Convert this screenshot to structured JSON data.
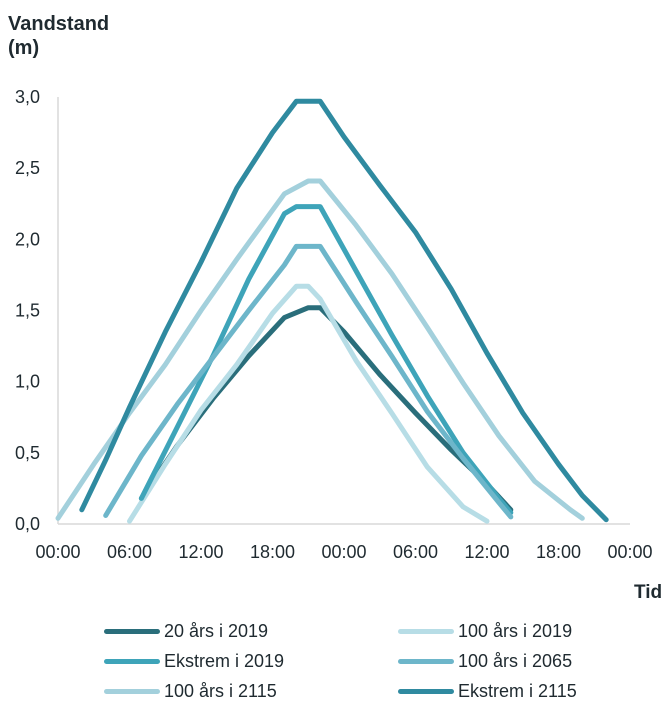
{
  "chart_data": {
    "type": "line",
    "ylabel_line1": "Vandstand",
    "ylabel_line2": "(m)",
    "xlabel": "Tid",
    "ylim": [
      0,
      3.0
    ],
    "yticks": [
      "0,0",
      "0,5",
      "1,0",
      "1,5",
      "2,0",
      "2,5",
      "3,0"
    ],
    "yticks_values": [
      0,
      0.5,
      1.0,
      1.5,
      2.0,
      2.5,
      3.0
    ],
    "xlim": [
      0,
      48
    ],
    "xticks": [
      "00:00",
      "06:00",
      "12:00",
      "18:00",
      "00:00",
      "06:00",
      "12:00",
      "18:00",
      "00:00"
    ],
    "xticks_values": [
      0,
      6,
      12,
      18,
      24,
      30,
      36,
      42,
      48
    ],
    "grid": false,
    "legend_position": "bottom",
    "series": [
      {
        "name": "20 års i 2019",
        "color": "#2a6e7b",
        "x": [
          7,
          10,
          13,
          16,
          19,
          21,
          22,
          24,
          27,
          30,
          33,
          36,
          38
        ],
        "y": [
          0.18,
          0.55,
          0.88,
          1.18,
          1.45,
          1.52,
          1.52,
          1.35,
          1.05,
          0.78,
          0.52,
          0.28,
          0.1
        ]
      },
      {
        "name": "100 års i 2019",
        "color": "#b7dde6",
        "x": [
          6,
          9,
          12,
          15,
          18,
          20,
          21,
          22,
          25,
          28,
          31,
          34,
          36
        ],
        "y": [
          0.02,
          0.42,
          0.8,
          1.12,
          1.48,
          1.67,
          1.67,
          1.58,
          1.15,
          0.78,
          0.4,
          0.12,
          0.02
        ]
      },
      {
        "name": "Ekstrem i 2019",
        "color": "#3ea4b9",
        "x": [
          7,
          10,
          13,
          16,
          19,
          20,
          22,
          25,
          28,
          31,
          34,
          37,
          38
        ],
        "y": [
          0.18,
          0.68,
          1.18,
          1.72,
          2.18,
          2.23,
          2.23,
          1.78,
          1.33,
          0.9,
          0.5,
          0.18,
          0.08
        ]
      },
      {
        "name": "100 års i 2065",
        "color": "#6db6ca",
        "x": [
          4,
          7,
          10,
          13,
          16,
          19,
          20,
          22,
          25,
          28,
          31,
          34,
          37,
          38
        ],
        "y": [
          0.06,
          0.48,
          0.84,
          1.17,
          1.5,
          1.82,
          1.95,
          1.95,
          1.56,
          1.18,
          0.79,
          0.46,
          0.15,
          0.05
        ]
      },
      {
        "name": "100 års i 2115",
        "color": "#a3d0dc",
        "x": [
          0,
          3,
          6,
          9,
          12,
          15,
          19,
          21,
          22,
          25,
          28,
          31,
          34,
          37,
          40,
          43,
          44
        ],
        "y": [
          0.04,
          0.42,
          0.78,
          1.12,
          1.5,
          1.86,
          2.32,
          2.41,
          2.41,
          2.1,
          1.76,
          1.38,
          0.99,
          0.62,
          0.3,
          0.1,
          0.04
        ]
      },
      {
        "name": "Ekstrem i 2115",
        "color": "#2f8aa0",
        "x": [
          2,
          4,
          6,
          9,
          12,
          15,
          18,
          20,
          22,
          24,
          27,
          30,
          33,
          36,
          39,
          42,
          44,
          46
        ],
        "y": [
          0.1,
          0.45,
          0.82,
          1.35,
          1.84,
          2.36,
          2.75,
          2.97,
          2.97,
          2.72,
          2.38,
          2.05,
          1.65,
          1.2,
          0.78,
          0.42,
          0.2,
          0.03
        ]
      }
    ]
  }
}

----

→ **INSTRUCTION**:
Write the lines above out again exactly, without any of their pictures.

→ **WRITTEN ANSWER**:
Convert this screenshot to structured JSON data.
{
  "chart_data": {
    "type": "line",
    "ylabel_line1": "Vandstand",
    "ylabel_line2": "(m)",
    "xlabel": "Tid",
    "ylim": [
      0,
      3.0
    ],
    "yticks": [
      "0,0",
      "0,5",
      "1,0",
      "1,5",
      "2,0",
      "2,5",
      "3,0"
    ],
    "yticks_values": [
      0,
      0.5,
      1.0,
      1.5,
      2.0,
      2.5,
      3.0
    ],
    "xlim": [
      0,
      48
    ],
    "xticks": [
      "00:00",
      "06:00",
      "12:00",
      "18:00",
      "00:00",
      "06:00",
      "12:00",
      "18:00",
      "00:00"
    ],
    "xticks_values": [
      0,
      6,
      12,
      18,
      24,
      30,
      36,
      42,
      48
    ],
    "grid": false,
    "legend_position": "bottom",
    "series": [
      {
        "name": "20 års i 2019",
        "color": "#2a6e7b",
        "x": [
          7,
          10,
          13,
          16,
          19,
          21,
          22,
          24,
          27,
          30,
          33,
          36,
          38
        ],
        "y": [
          0.18,
          0.55,
          0.88,
          1.18,
          1.45,
          1.52,
          1.52,
          1.35,
          1.05,
          0.78,
          0.52,
          0.28,
          0.1
        ]
      },
      {
        "name": "100 års i 2019",
        "color": "#b7dde6",
        "x": [
          6,
          9,
          12,
          15,
          18,
          20,
          21,
          22,
          25,
          28,
          31,
          34,
          36
        ],
        "y": [
          0.02,
          0.42,
          0.8,
          1.12,
          1.48,
          1.67,
          1.67,
          1.58,
          1.15,
          0.78,
          0.4,
          0.12,
          0.02
        ]
      },
      {
        "name": "Ekstrem i 2019",
        "color": "#3ea4b9",
        "x": [
          7,
          10,
          13,
          16,
          19,
          20,
          22,
          25,
          28,
          31,
          34,
          37,
          38
        ],
        "y": [
          0.18,
          0.68,
          1.18,
          1.72,
          2.18,
          2.23,
          2.23,
          1.78,
          1.33,
          0.9,
          0.5,
          0.18,
          0.08
        ]
      },
      {
        "name": "100 års i 2065",
        "color": "#6db6ca",
        "x": [
          4,
          7,
          10,
          13,
          16,
          19,
          20,
          22,
          25,
          28,
          31,
          34,
          37,
          38
        ],
        "y": [
          0.06,
          0.48,
          0.84,
          1.17,
          1.5,
          1.82,
          1.95,
          1.95,
          1.56,
          1.18,
          0.79,
          0.46,
          0.15,
          0.05
        ]
      },
      {
        "name": "100 års i 2115",
        "color": "#a3d0dc",
        "x": [
          0,
          3,
          6,
          9,
          12,
          15,
          19,
          21,
          22,
          25,
          28,
          31,
          34,
          37,
          40,
          43,
          44
        ],
        "y": [
          0.04,
          0.42,
          0.78,
          1.12,
          1.5,
          1.86,
          2.32,
          2.41,
          2.41,
          2.1,
          1.76,
          1.38,
          0.99,
          0.62,
          0.3,
          0.1,
          0.04
        ]
      },
      {
        "name": "Ekstrem i 2115",
        "color": "#2f8aa0",
        "x": [
          2,
          4,
          6,
          9,
          12,
          15,
          18,
          20,
          22,
          24,
          27,
          30,
          33,
          36,
          39,
          42,
          44,
          46
        ],
        "y": [
          0.1,
          0.45,
          0.82,
          1.35,
          1.84,
          2.36,
          2.75,
          2.97,
          2.97,
          2.72,
          2.38,
          2.05,
          1.65,
          1.2,
          0.78,
          0.42,
          0.2,
          0.03
        ]
      }
    ]
  }
}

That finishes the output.